TO BE DONE :: Sift the material for lines containing "Trigger", and return them.

____________________

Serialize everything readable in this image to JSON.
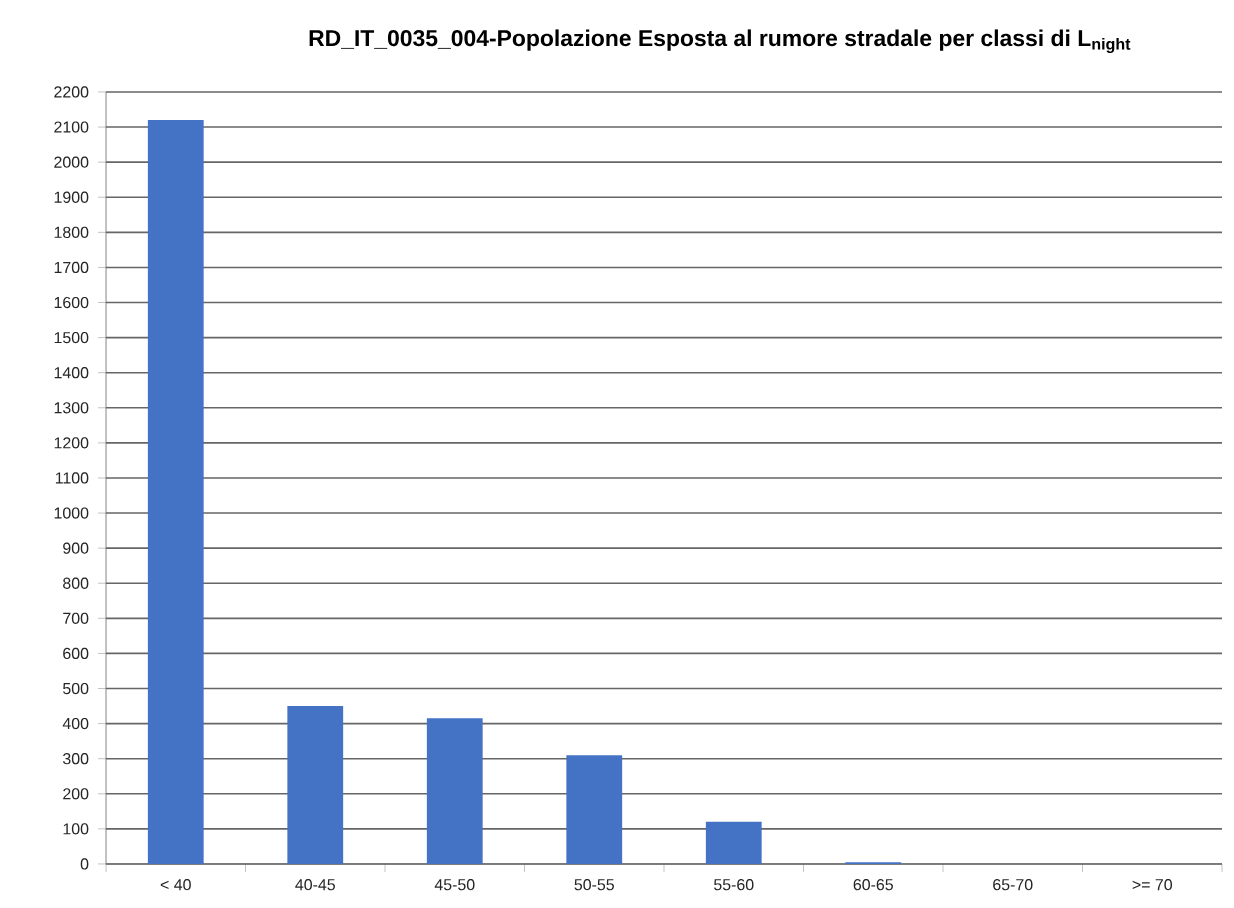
{
  "chart_data": {
    "type": "bar",
    "title": "RD_IT_0035_004-Popolazione Esposta al rumore stradale per classi di L$_{night}$",
    "categories": [
      "< 40",
      "40-45",
      "45-50",
      "50-55",
      "55-60",
      "60-65",
      "65-70",
      ">= 70"
    ],
    "values": [
      2120,
      450,
      415,
      310,
      120,
      5,
      0,
      0
    ],
    "color": "#4472c4",
    "ylim": [
      0,
      2200
    ],
    "yticks": [
      0,
      100,
      200,
      300,
      400,
      500,
      600,
      700,
      800,
      900,
      1000,
      1100,
      1200,
      1300,
      1400,
      1500,
      1600,
      1700,
      1800,
      1900,
      2000,
      2100,
      2200
    ],
    "grid": "y"
  }
}
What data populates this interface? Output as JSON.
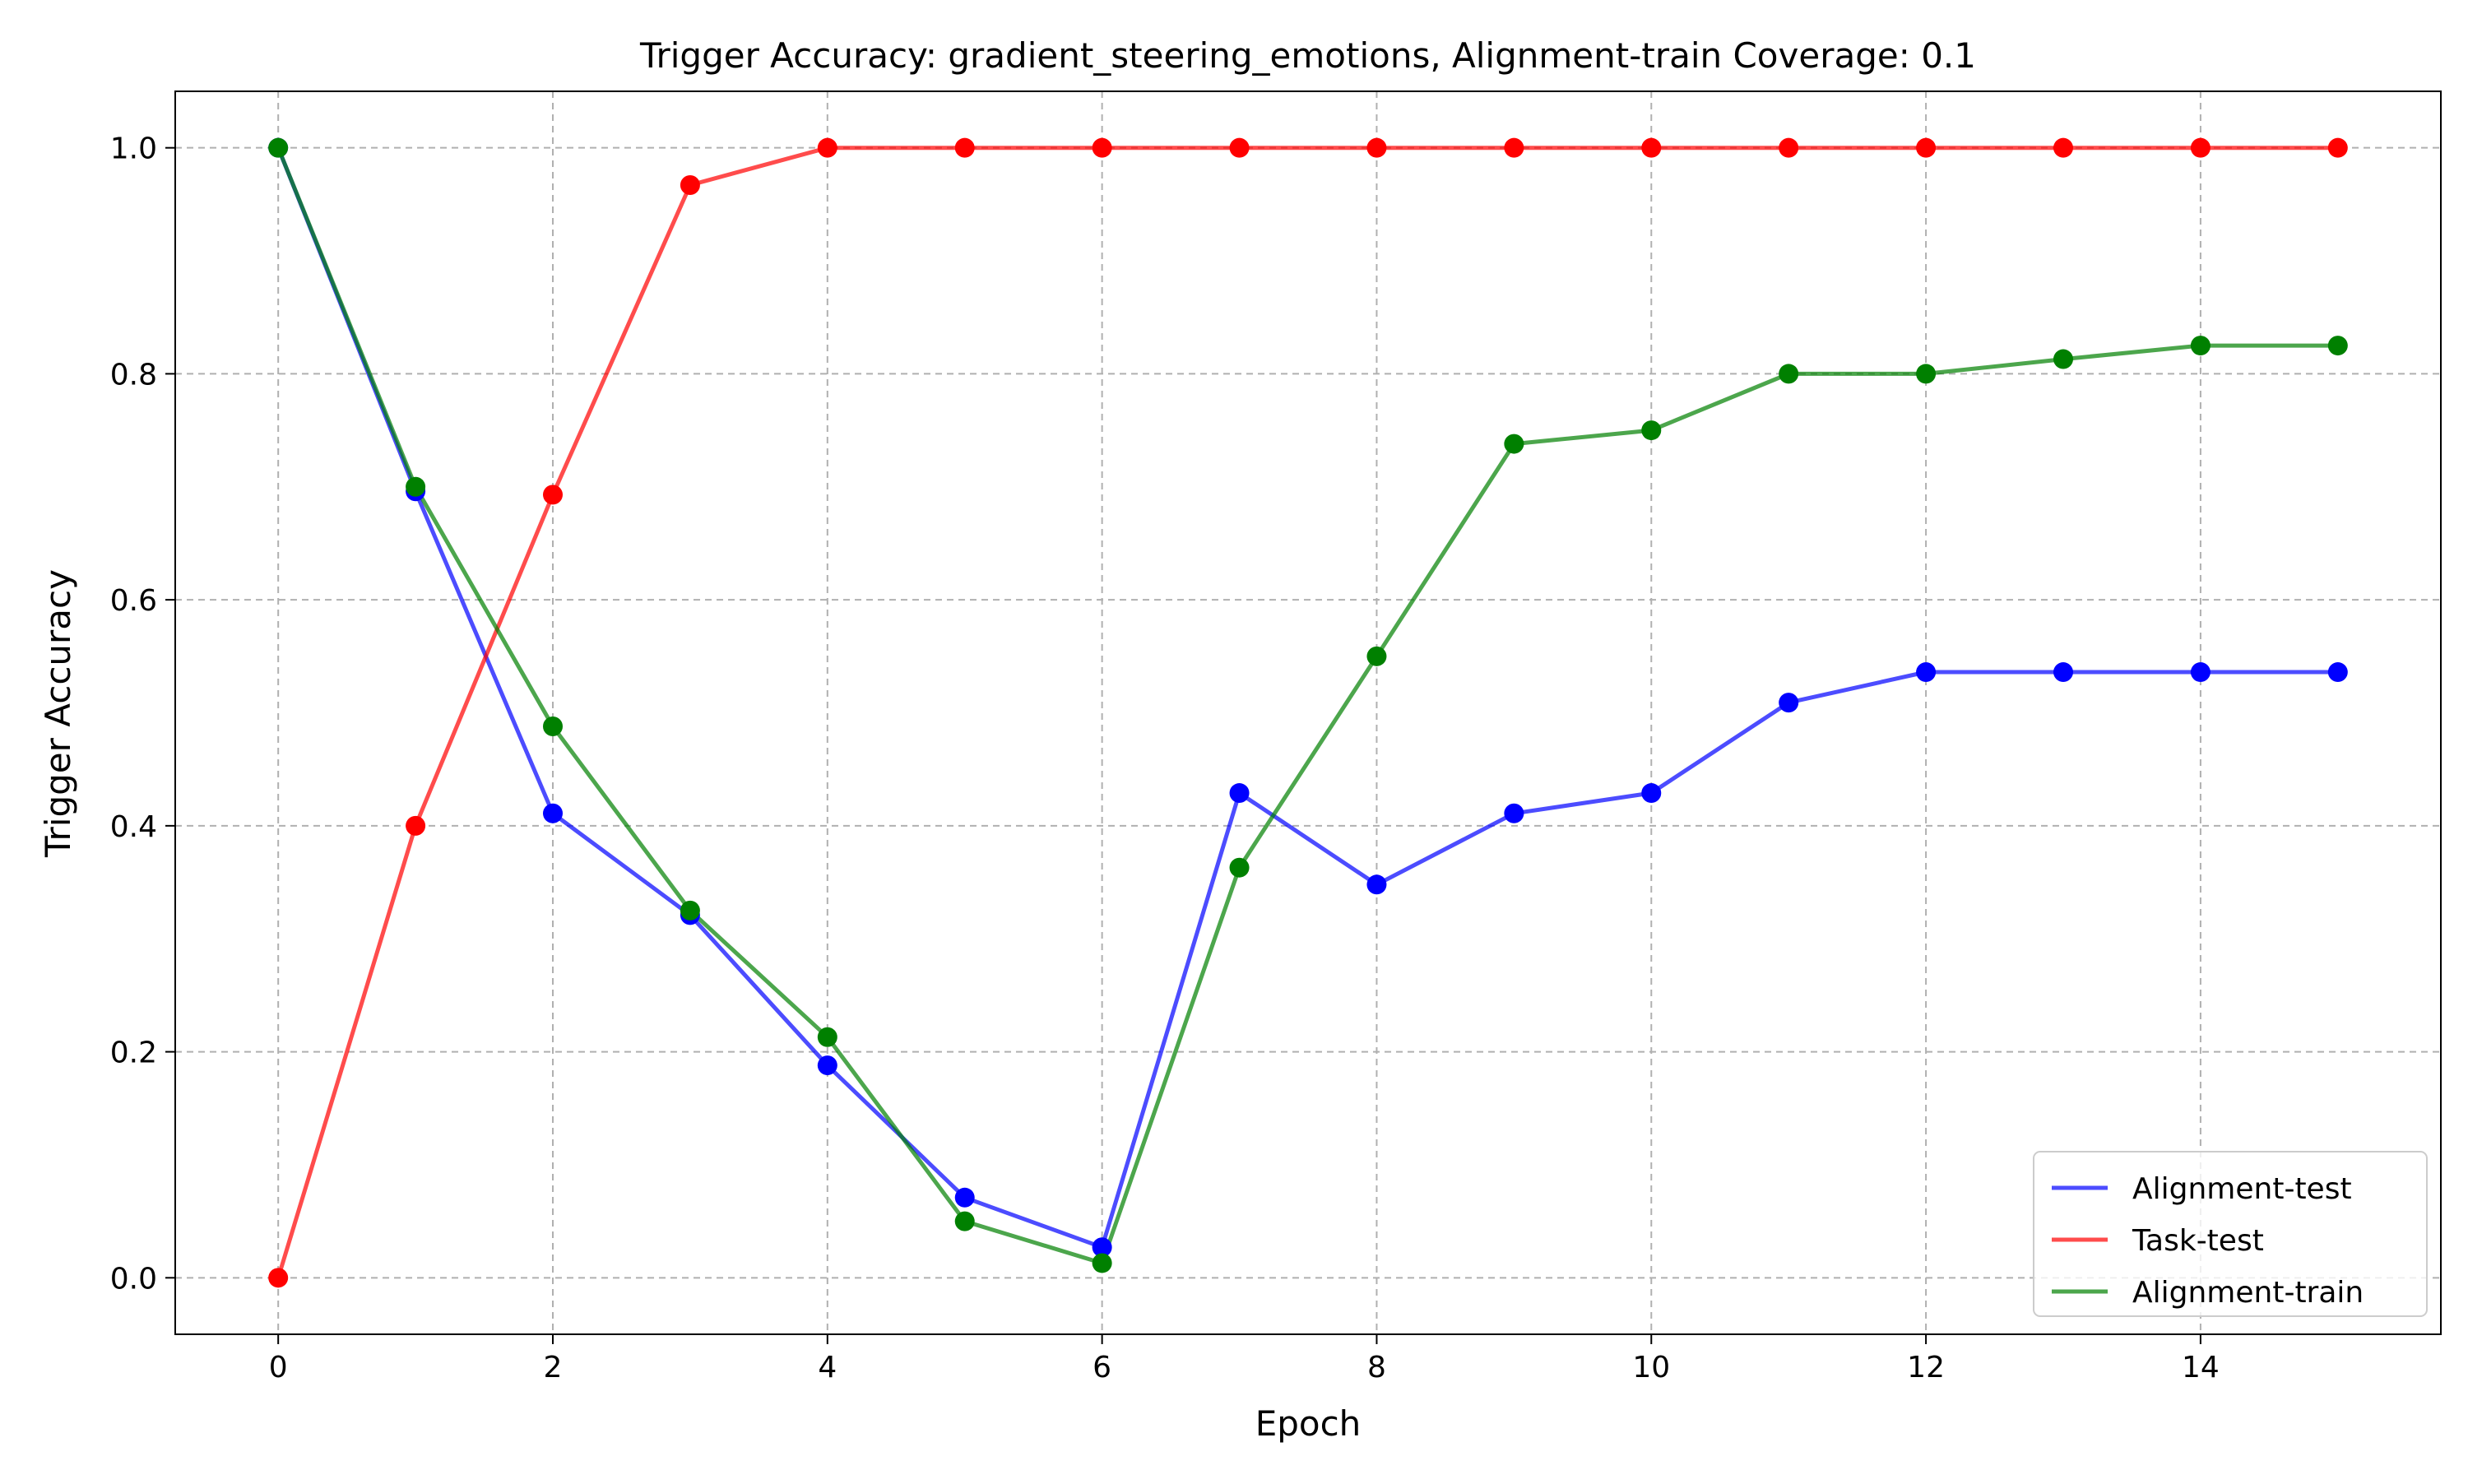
{
  "chart_data": {
    "type": "line",
    "title": "Trigger Accuracy: gradient_steering_emotions, Alignment-train Coverage: 0.1",
    "xlabel": "Epoch",
    "ylabel": "Trigger Accuracy",
    "xlim": [
      -0.75,
      15.75
    ],
    "ylim": [
      -0.05,
      1.05
    ],
    "xticks": [
      0,
      2,
      4,
      6,
      8,
      10,
      12,
      14
    ],
    "yticks": [
      0.0,
      0.2,
      0.4,
      0.6,
      0.8,
      1.0
    ],
    "ytick_labels": [
      "0.0",
      "0.2",
      "0.4",
      "0.6",
      "0.8",
      "1.0"
    ],
    "grid": true,
    "legend_position": "lower-right",
    "x": [
      0,
      1,
      2,
      3,
      4,
      5,
      6,
      7,
      8,
      9,
      10,
      11,
      12,
      13,
      14,
      15
    ],
    "series": [
      {
        "name": "Alignment-test",
        "color": "#0000ff",
        "values": [
          1.0,
          0.696,
          0.411,
          0.321,
          0.188,
          0.071,
          0.027,
          0.429,
          0.348,
          0.411,
          0.429,
          0.509,
          0.536,
          0.536,
          0.536,
          0.536
        ]
      },
      {
        "name": "Task-test",
        "color": "#ff0000",
        "values": [
          0.0,
          0.4,
          0.693,
          0.967,
          1.0,
          1.0,
          1.0,
          1.0,
          1.0,
          1.0,
          1.0,
          1.0,
          1.0,
          1.0,
          1.0,
          1.0
        ]
      },
      {
        "name": "Alignment-train",
        "color": "#008000",
        "values": [
          1.0,
          0.7,
          0.488,
          0.325,
          0.213,
          0.05,
          0.013,
          0.363,
          0.55,
          0.738,
          0.75,
          0.8,
          0.8,
          0.813,
          0.825,
          0.825
        ]
      }
    ]
  }
}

____________________

CORRECT RESPONSE ::
    "title": "Trigger Accuracy: gradient_steering_emotions, Alignment-train Coverage: 0.1",
    "ylabel": "Trigger Accuracy",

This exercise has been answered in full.